___ Entries

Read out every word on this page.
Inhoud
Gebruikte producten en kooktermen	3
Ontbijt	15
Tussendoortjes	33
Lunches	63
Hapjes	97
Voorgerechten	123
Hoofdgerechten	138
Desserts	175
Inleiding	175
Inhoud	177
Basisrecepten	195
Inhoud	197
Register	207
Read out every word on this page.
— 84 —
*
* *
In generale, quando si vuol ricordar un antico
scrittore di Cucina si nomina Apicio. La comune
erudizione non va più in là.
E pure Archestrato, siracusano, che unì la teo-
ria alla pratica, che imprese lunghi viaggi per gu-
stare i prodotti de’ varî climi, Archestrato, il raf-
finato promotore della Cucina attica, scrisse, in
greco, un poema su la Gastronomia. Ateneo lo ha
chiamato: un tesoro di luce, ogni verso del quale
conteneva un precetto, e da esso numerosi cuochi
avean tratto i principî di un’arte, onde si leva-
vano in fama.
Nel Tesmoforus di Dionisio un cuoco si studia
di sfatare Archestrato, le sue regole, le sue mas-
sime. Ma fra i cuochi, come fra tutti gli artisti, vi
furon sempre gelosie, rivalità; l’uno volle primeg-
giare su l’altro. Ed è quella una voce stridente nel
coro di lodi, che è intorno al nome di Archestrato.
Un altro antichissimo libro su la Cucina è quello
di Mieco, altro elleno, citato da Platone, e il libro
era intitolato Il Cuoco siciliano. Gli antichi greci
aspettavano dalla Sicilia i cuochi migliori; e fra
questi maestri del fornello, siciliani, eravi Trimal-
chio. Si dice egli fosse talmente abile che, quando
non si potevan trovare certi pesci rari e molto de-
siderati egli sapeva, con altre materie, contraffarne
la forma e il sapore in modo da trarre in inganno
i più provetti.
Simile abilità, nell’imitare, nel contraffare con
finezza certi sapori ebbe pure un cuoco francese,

______

Your instructions: Reproduce each entry word for word.

Result for this task:
Read out every word on this page.
Inhoud
Gebruikte producten en kooktermen	3
Ontbijt	15
Tussendoortjes	33
Lunches	63
Hapjes	97
Voorgerechten	123
Hoofdgerechten	138
Desserts	175
Inleiding	175
Inhoud	177
Basisrecepten	195
Inhoud	197
Register	207
Read out every word on this page.
— 84 —
*
* *
In generale, quando si vuol ricordar un antico
scrittore di Cucina si nomina Apicio. La comune
erudizione non va più in là.
E pure Archestrato, siracusano, che unì la teo-
ria alla pratica, che imprese lunghi viaggi per gu-
stare i prodotti de’ varî climi, Archestrato, il raf-
finato promotore della Cucina attica, scrisse, in
greco, un poema su la Gastronomia. Ateneo lo ha
chiamato: un tesoro di luce, ogni verso del quale
conteneva un precetto, e da esso numerosi cuochi
avean tratto i principî di un’arte, onde si leva-
vano in fama.
Nel Tesmoforus di Dionisio un cuoco si studia
di sfatare Archestrato, le sue regole, le sue mas-
sime. Ma fra i cuochi, come fra tutti gli artisti, vi
furon sempre gelosie, rivalità; l’uno volle primeg-
giare su l’altro. Ed è quella una voce stridente nel
coro di lodi, che è intorno al nome di Archestrato.
Un altro antichissimo libro su la Cucina è quello
di Mieco, altro elleno, citato da Platone, e il libro
era intitolato Il Cuoco siciliano. Gli antichi greci
aspettavano dalla Sicilia i cuochi migliori; e fra
questi maestri del fornello, siciliani, eravi Trimal-
chio. Si dice egli fosse talmente abile che, quando
non si potevan trovare certi pesci rari e molto de-
siderati egli sapeva, con altre materie, contraffarne
la forma e il sapore in modo da trarre in inganno
i più provetti.
Simile abilità, nell’imitare, nel contraffare con
finezza certi sapori ebbe pure un cuoco francese,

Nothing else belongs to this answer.